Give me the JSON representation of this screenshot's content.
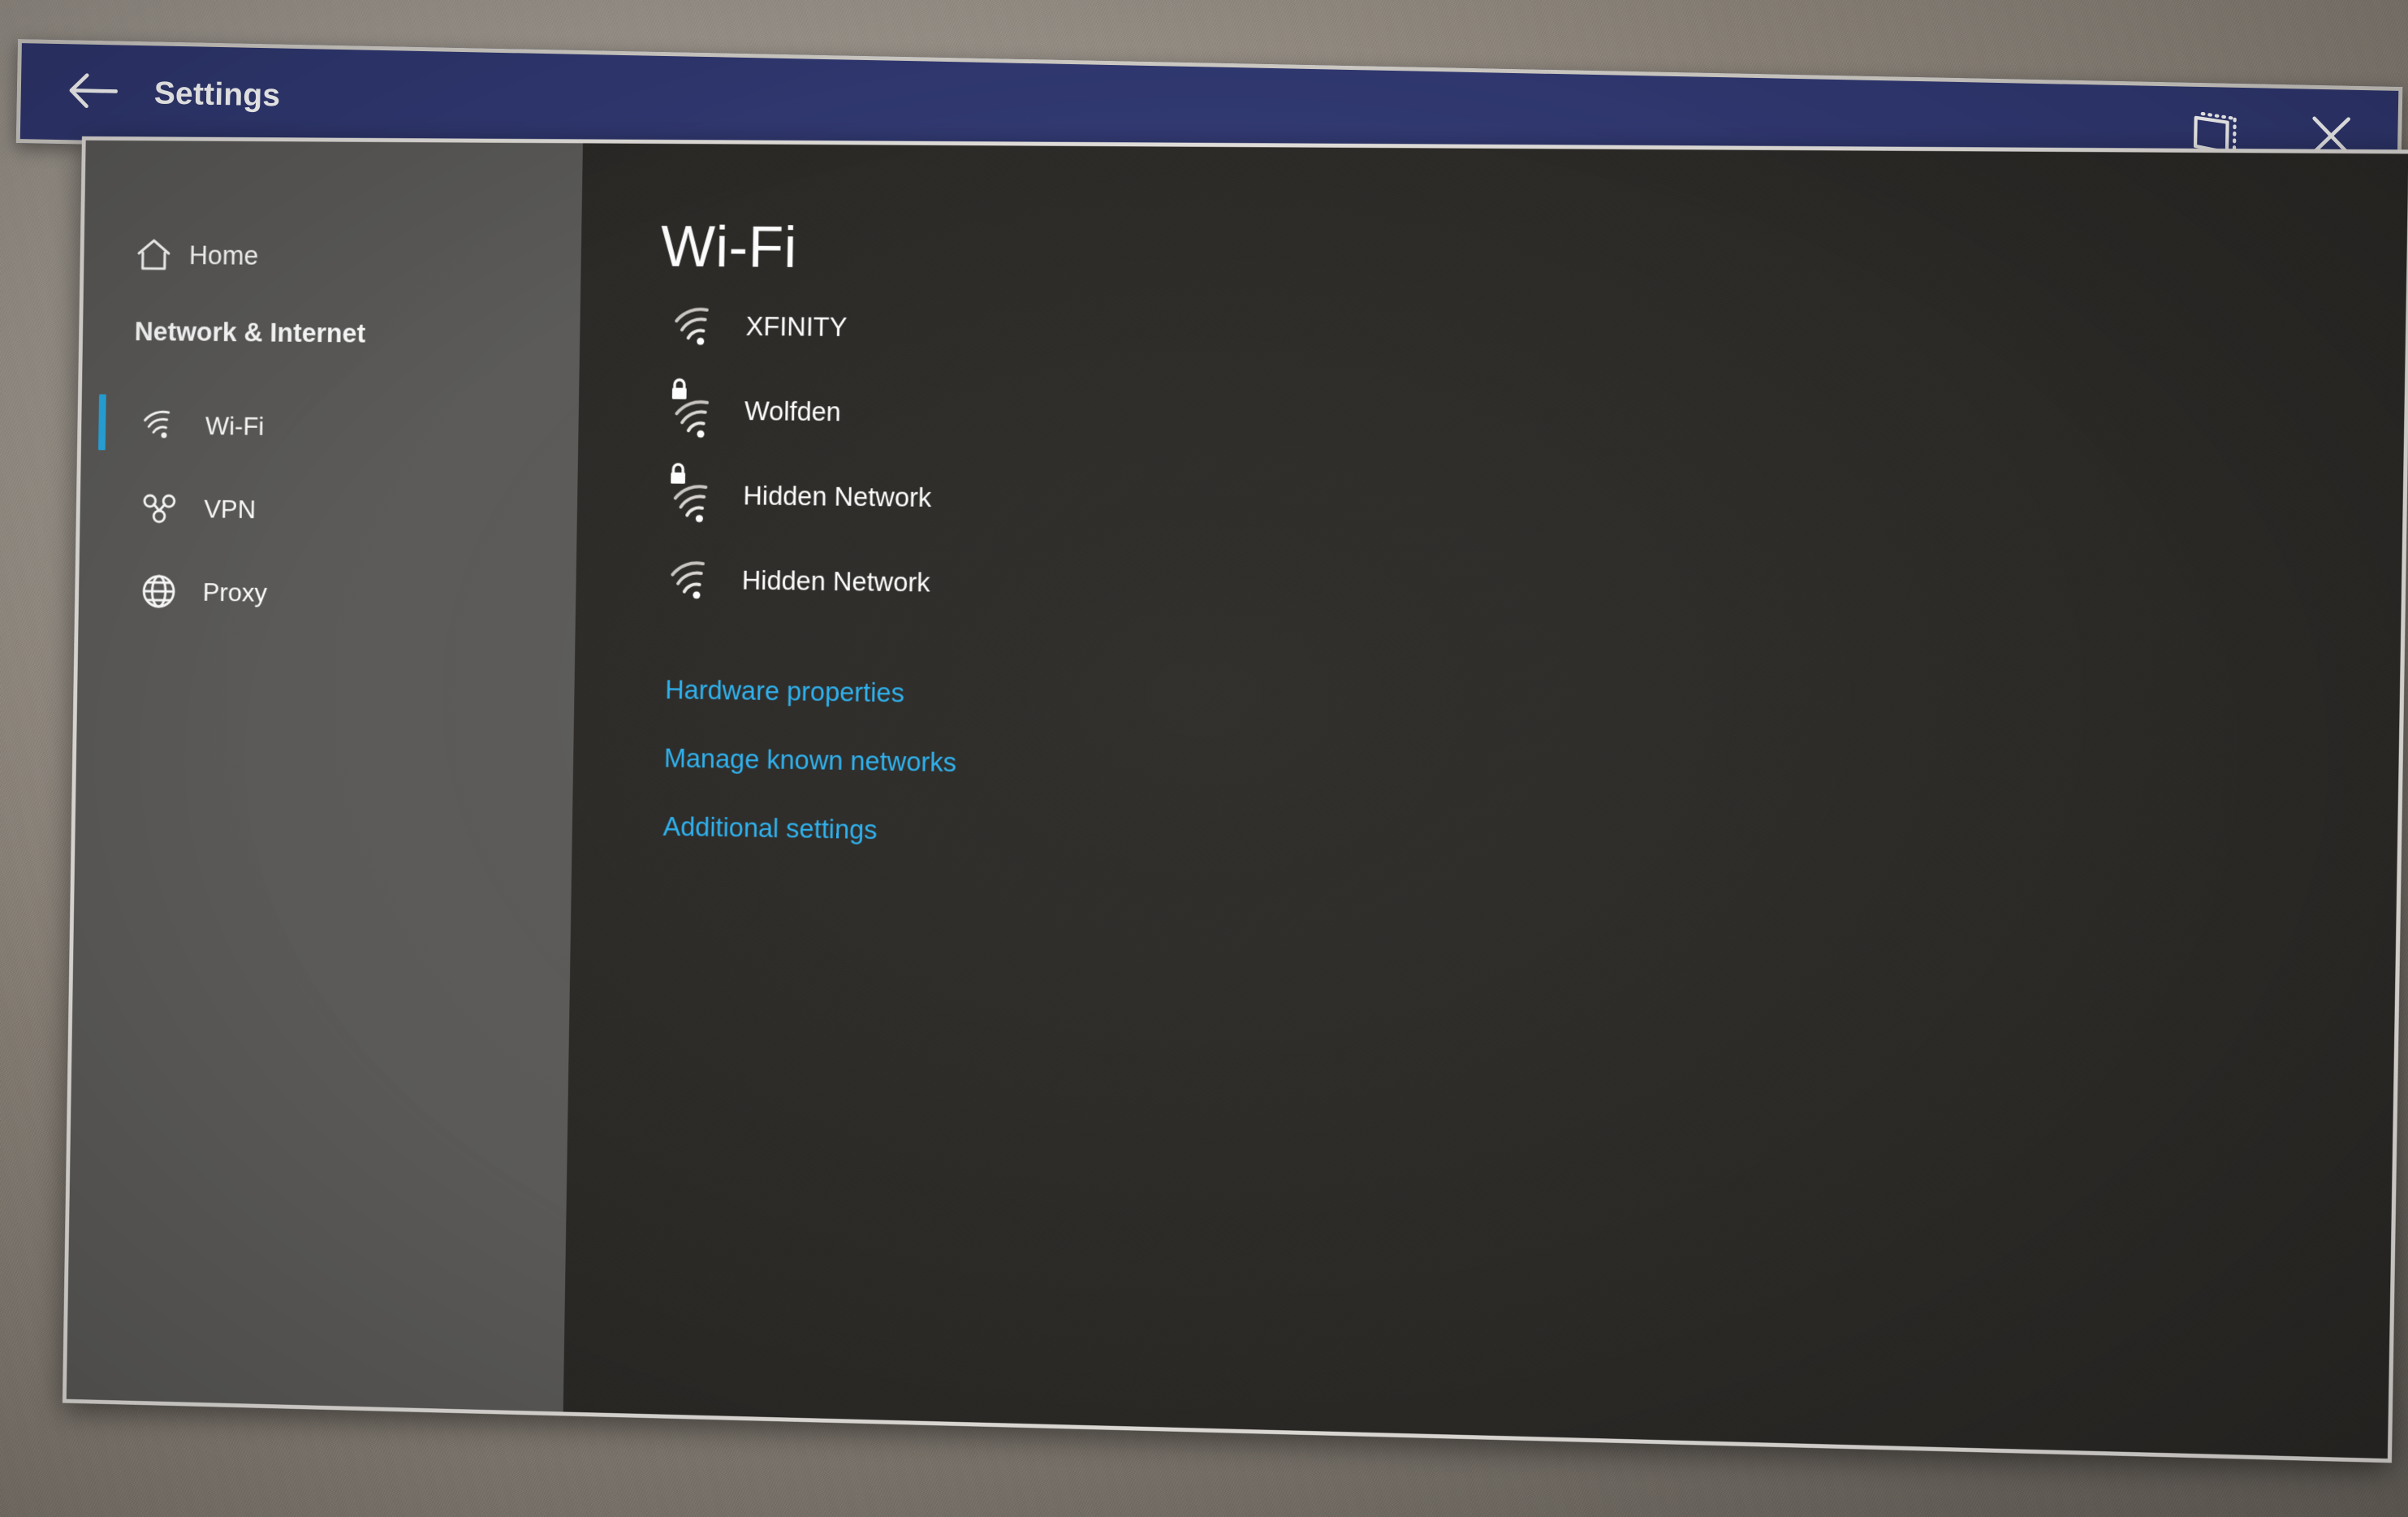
{
  "window": {
    "title": "Settings",
    "titlebar_color": "#313973",
    "border_color": "#e2dfdb",
    "back_icon": "back-arrow-icon",
    "follow_icon": "follow-me-icon",
    "close_icon": "close-icon"
  },
  "sidebar": {
    "background_color": "#5b5a58",
    "selection_accent_color": "#29a8e0",
    "home": {
      "label": "Home",
      "icon": "home-icon"
    },
    "group_title": "Network & Internet",
    "items": [
      {
        "label": "Wi-Fi",
        "icon": "wifi-icon",
        "selected": true
      },
      {
        "label": "VPN",
        "icon": "vpn-icon",
        "selected": false
      },
      {
        "label": "Proxy",
        "icon": "globe-icon",
        "selected": false
      }
    ]
  },
  "content": {
    "background_color": "#2b2926",
    "page_title": "Wi-Fi",
    "networks": [
      {
        "name": "XFINITY",
        "icon": "wifi-icon",
        "secured": false
      },
      {
        "name": "Wolfden",
        "icon": "wifi-icon",
        "secured": true
      },
      {
        "name": "Hidden Network",
        "icon": "wifi-icon",
        "secured": true
      },
      {
        "name": "Hidden Network",
        "icon": "wifi-icon",
        "secured": false
      }
    ],
    "link_color": "#2bb2f0",
    "links": [
      {
        "label": "Hardware properties"
      },
      {
        "label": "Manage known networks"
      },
      {
        "label": "Additional settings"
      }
    ]
  }
}
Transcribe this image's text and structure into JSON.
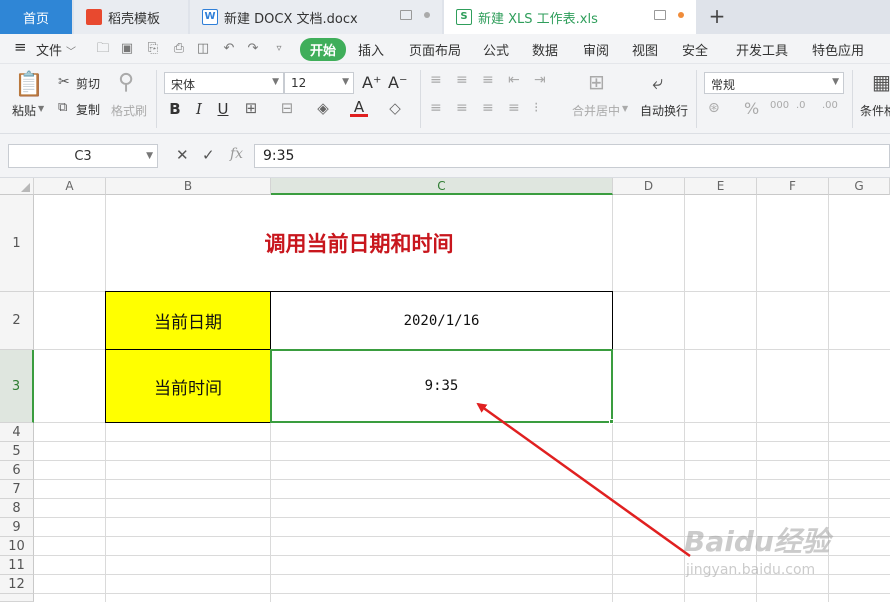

What you need to do: Without the pictures, restate all of the entries above verbatim.

Answer for this exercise:
Give me the JSON representation of this screenshot's content.
{
  "window": {
    "title": "Settings",
    "titlebar_color": "#313973",
    "border_color": "#e2dfdb",
    "back_icon": "back-arrow-icon",
    "follow_icon": "follow-me-icon",
    "close_icon": "close-icon"
  },
  "sidebar": {
    "background_color": "#5b5a58",
    "selection_accent_color": "#29a8e0",
    "home": {
      "label": "Home",
      "icon": "home-icon"
    },
    "group_title": "Network & Internet",
    "items": [
      {
        "label": "Wi-Fi",
        "icon": "wifi-icon",
        "selected": true
      },
      {
        "label": "VPN",
        "icon": "vpn-icon",
        "selected": false
      },
      {
        "label": "Proxy",
        "icon": "globe-icon",
        "selected": false
      }
    ]
  },
  "content": {
    "background_color": "#2b2926",
    "page_title": "Wi-Fi",
    "networks": [
      {
        "name": "XFINITY",
        "icon": "wifi-icon",
        "secured": false
      },
      {
        "name": "Wolfden",
        "icon": "wifi-icon",
        "secured": true
      },
      {
        "name": "Hidden Network",
        "icon": "wifi-icon",
        "secured": true
      },
      {
        "name": "Hidden Network",
        "icon": "wifi-icon",
        "secured": false
      }
    ],
    "link_color": "#2bb2f0",
    "links": [
      {
        "label": "Hardware properties"
      },
      {
        "label": "Manage known networks"
      },
      {
        "label": "Additional settings"
      }
    ]
  }
}
Transcribe this image's text and structure into JSON.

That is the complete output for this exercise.